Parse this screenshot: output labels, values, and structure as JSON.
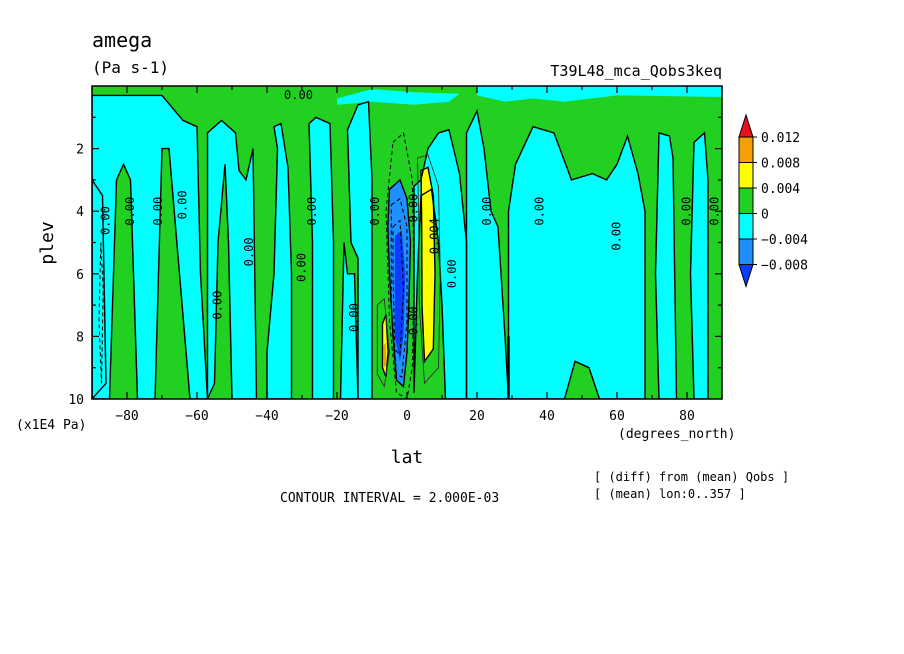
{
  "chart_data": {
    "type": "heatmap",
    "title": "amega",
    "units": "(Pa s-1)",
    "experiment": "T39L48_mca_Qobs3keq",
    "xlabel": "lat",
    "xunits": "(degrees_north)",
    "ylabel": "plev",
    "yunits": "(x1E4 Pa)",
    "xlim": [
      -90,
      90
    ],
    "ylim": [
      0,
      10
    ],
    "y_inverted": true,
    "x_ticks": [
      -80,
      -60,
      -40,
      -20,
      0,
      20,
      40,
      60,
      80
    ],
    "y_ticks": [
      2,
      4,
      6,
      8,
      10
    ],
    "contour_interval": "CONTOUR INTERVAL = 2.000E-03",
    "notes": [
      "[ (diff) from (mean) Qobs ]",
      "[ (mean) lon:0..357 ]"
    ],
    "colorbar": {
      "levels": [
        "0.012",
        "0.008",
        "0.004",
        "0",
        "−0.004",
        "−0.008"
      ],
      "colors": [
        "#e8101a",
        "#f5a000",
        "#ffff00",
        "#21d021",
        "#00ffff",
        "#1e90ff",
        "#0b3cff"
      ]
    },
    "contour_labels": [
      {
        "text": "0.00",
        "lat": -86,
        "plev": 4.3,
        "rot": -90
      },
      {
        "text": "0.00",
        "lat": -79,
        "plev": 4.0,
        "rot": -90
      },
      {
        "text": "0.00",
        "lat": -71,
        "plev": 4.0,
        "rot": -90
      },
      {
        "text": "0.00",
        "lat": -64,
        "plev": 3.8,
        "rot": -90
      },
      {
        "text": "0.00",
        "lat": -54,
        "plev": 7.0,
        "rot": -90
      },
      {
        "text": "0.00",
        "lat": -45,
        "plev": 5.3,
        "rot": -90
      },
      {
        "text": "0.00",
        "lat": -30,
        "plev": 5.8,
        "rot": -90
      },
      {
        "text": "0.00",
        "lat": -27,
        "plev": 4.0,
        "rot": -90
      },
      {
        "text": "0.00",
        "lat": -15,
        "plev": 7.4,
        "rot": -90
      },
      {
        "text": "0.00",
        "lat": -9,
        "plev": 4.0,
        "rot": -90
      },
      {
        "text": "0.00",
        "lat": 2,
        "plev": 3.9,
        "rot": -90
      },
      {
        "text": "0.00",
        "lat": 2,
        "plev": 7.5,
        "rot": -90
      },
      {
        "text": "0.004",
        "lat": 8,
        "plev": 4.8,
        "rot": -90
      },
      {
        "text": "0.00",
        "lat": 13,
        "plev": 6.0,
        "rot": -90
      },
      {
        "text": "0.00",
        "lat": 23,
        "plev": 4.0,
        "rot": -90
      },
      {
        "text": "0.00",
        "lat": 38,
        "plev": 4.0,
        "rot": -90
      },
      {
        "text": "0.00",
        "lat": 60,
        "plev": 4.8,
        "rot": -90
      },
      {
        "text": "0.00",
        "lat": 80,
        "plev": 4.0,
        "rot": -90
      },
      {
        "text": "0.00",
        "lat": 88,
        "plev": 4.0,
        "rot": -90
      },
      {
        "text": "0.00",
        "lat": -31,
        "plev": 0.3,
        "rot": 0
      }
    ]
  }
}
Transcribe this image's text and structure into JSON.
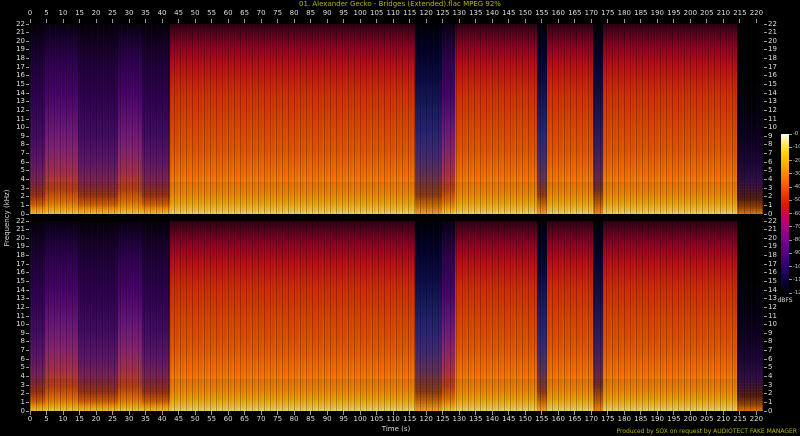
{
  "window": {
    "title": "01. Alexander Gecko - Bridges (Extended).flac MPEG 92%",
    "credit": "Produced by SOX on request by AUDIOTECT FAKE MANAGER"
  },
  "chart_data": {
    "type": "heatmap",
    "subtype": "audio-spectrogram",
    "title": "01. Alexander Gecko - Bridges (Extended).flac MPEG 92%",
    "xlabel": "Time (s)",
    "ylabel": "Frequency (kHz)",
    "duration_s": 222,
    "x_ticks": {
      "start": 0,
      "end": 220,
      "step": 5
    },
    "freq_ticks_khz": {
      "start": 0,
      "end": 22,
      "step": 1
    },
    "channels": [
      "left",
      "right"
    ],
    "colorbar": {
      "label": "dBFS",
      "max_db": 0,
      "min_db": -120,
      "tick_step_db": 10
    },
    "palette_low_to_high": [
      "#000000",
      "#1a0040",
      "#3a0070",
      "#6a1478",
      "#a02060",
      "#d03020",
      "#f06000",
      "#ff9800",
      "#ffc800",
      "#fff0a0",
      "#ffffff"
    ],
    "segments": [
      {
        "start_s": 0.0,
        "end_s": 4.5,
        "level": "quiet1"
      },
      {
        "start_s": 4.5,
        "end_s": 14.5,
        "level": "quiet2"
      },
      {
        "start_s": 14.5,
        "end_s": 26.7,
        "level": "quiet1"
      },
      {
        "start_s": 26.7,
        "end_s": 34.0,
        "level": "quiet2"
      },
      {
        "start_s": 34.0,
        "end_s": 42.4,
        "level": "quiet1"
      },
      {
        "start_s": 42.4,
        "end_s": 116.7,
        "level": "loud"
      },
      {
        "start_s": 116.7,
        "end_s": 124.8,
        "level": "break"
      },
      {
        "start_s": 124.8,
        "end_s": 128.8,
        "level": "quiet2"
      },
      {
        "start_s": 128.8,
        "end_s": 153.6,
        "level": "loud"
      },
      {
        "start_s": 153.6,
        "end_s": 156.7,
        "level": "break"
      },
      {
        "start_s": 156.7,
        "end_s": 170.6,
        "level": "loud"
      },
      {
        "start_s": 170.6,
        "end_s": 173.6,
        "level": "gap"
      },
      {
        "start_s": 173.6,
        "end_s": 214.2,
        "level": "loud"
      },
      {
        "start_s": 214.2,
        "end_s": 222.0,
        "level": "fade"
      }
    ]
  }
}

----------------

GOAL: Every line should be retyped exactly, with the pictures omitted.

RESPONSE TO THE EXERCISE:
Parse this screenshot: output labels, values, and structure as JSON.
{
  "chart_data": {
    "type": "heatmap",
    "title": "amega",
    "units": "(Pa s-1)",
    "experiment": "T39L48_mca_Qobs3keq",
    "xlabel": "lat",
    "xunits": "(degrees_north)",
    "ylabel": "plev",
    "yunits": "(x1E4 Pa)",
    "xlim": [
      -90,
      90
    ],
    "ylim": [
      0,
      10
    ],
    "y_inverted": true,
    "x_ticks": [
      -80,
      -60,
      -40,
      -20,
      0,
      20,
      40,
      60,
      80
    ],
    "y_ticks": [
      2,
      4,
      6,
      8,
      10
    ],
    "contour_interval": "CONTOUR INTERVAL = 2.000E-03",
    "notes": [
      "[ (diff) from (mean) Qobs ]",
      "[ (mean) lon:0..357 ]"
    ],
    "colorbar": {
      "levels": [
        "0.012",
        "0.008",
        "0.004",
        "0",
        "−0.004",
        "−0.008"
      ],
      "colors": [
        "#e8101a",
        "#f5a000",
        "#ffff00",
        "#21d021",
        "#00ffff",
        "#1e90ff",
        "#0b3cff"
      ]
    },
    "contour_labels": [
      {
        "text": "0.00",
        "lat": -86,
        "plev": 4.3,
        "rot": -90
      },
      {
        "text": "0.00",
        "lat": -79,
        "plev": 4.0,
        "rot": -90
      },
      {
        "text": "0.00",
        "lat": -71,
        "plev": 4.0,
        "rot": -90
      },
      {
        "text": "0.00",
        "lat": -64,
        "plev": 3.8,
        "rot": -90
      },
      {
        "text": "0.00",
        "lat": -54,
        "plev": 7.0,
        "rot": -90
      },
      {
        "text": "0.00",
        "lat": -45,
        "plev": 5.3,
        "rot": -90
      },
      {
        "text": "0.00",
        "lat": -30,
        "plev": 5.8,
        "rot": -90
      },
      {
        "text": "0.00",
        "lat": -27,
        "plev": 4.0,
        "rot": -90
      },
      {
        "text": "0.00",
        "lat": -15,
        "plev": 7.4,
        "rot": -90
      },
      {
        "text": "0.00",
        "lat": -9,
        "plev": 4.0,
        "rot": -90
      },
      {
        "text": "0.00",
        "lat": 2,
        "plev": 3.9,
        "rot": -90
      },
      {
        "text": "0.00",
        "lat": 2,
        "plev": 7.5,
        "rot": -90
      },
      {
        "text": "0.004",
        "lat": 8,
        "plev": 4.8,
        "rot": -90
      },
      {
        "text": "0.00",
        "lat": 13,
        "plev": 6.0,
        "rot": -90
      },
      {
        "text": "0.00",
        "lat": 23,
        "plev": 4.0,
        "rot": -90
      },
      {
        "text": "0.00",
        "lat": 38,
        "plev": 4.0,
        "rot": -90
      },
      {
        "text": "0.00",
        "lat": 60,
        "plev": 4.8,
        "rot": -90
      },
      {
        "text": "0.00",
        "lat": 80,
        "plev": 4.0,
        "rot": -90
      },
      {
        "text": "0.00",
        "lat": 88,
        "plev": 4.0,
        "rot": -90
      },
      {
        "text": "0.00",
        "lat": -31,
        "plev": 0.3,
        "rot": 0
      }
    ]
  }
}
Transcribe this image's text and structure into JSON.
{
  "window": {
    "title": "01. Alexander Gecko - Bridges (Extended).flac MPEG 92%",
    "credit": "Produced by SOX on request by AUDIOTECT FAKE MANAGER"
  },
  "chart_data": {
    "type": "heatmap",
    "subtype": "audio-spectrogram",
    "title": "01. Alexander Gecko - Bridges (Extended).flac MPEG 92%",
    "xlabel": "Time (s)",
    "ylabel": "Frequency (kHz)",
    "duration_s": 222,
    "x_ticks": {
      "start": 0,
      "end": 220,
      "step": 5
    },
    "freq_ticks_khz": {
      "start": 0,
      "end": 22,
      "step": 1
    },
    "channels": [
      "left",
      "right"
    ],
    "colorbar": {
      "label": "dBFS",
      "max_db": 0,
      "min_db": -120,
      "tick_step_db": 10
    },
    "palette_low_to_high": [
      "#000000",
      "#1a0040",
      "#3a0070",
      "#6a1478",
      "#a02060",
      "#d03020",
      "#f06000",
      "#ff9800",
      "#ffc800",
      "#fff0a0",
      "#ffffff"
    ],
    "segments": [
      {
        "start_s": 0.0,
        "end_s": 4.5,
        "level": "quiet1"
      },
      {
        "start_s": 4.5,
        "end_s": 14.5,
        "level": "quiet2"
      },
      {
        "start_s": 14.5,
        "end_s": 26.7,
        "level": "quiet1"
      },
      {
        "start_s": 26.7,
        "end_s": 34.0,
        "level": "quiet2"
      },
      {
        "start_s": 34.0,
        "end_s": 42.4,
        "level": "quiet1"
      },
      {
        "start_s": 42.4,
        "end_s": 116.7,
        "level": "loud"
      },
      {
        "start_s": 116.7,
        "end_s": 124.8,
        "level": "break"
      },
      {
        "start_s": 124.8,
        "end_s": 128.8,
        "level": "quiet2"
      },
      {
        "start_s": 128.8,
        "end_s": 153.6,
        "level": "loud"
      },
      {
        "start_s": 153.6,
        "end_s": 156.7,
        "level": "break"
      },
      {
        "start_s": 156.7,
        "end_s": 170.6,
        "level": "loud"
      },
      {
        "start_s": 170.6,
        "end_s": 173.6,
        "level": "gap"
      },
      {
        "start_s": 173.6,
        "end_s": 214.2,
        "level": "loud"
      },
      {
        "start_s": 214.2,
        "end_s": 222.0,
        "level": "fade"
      }
    ]
  }
}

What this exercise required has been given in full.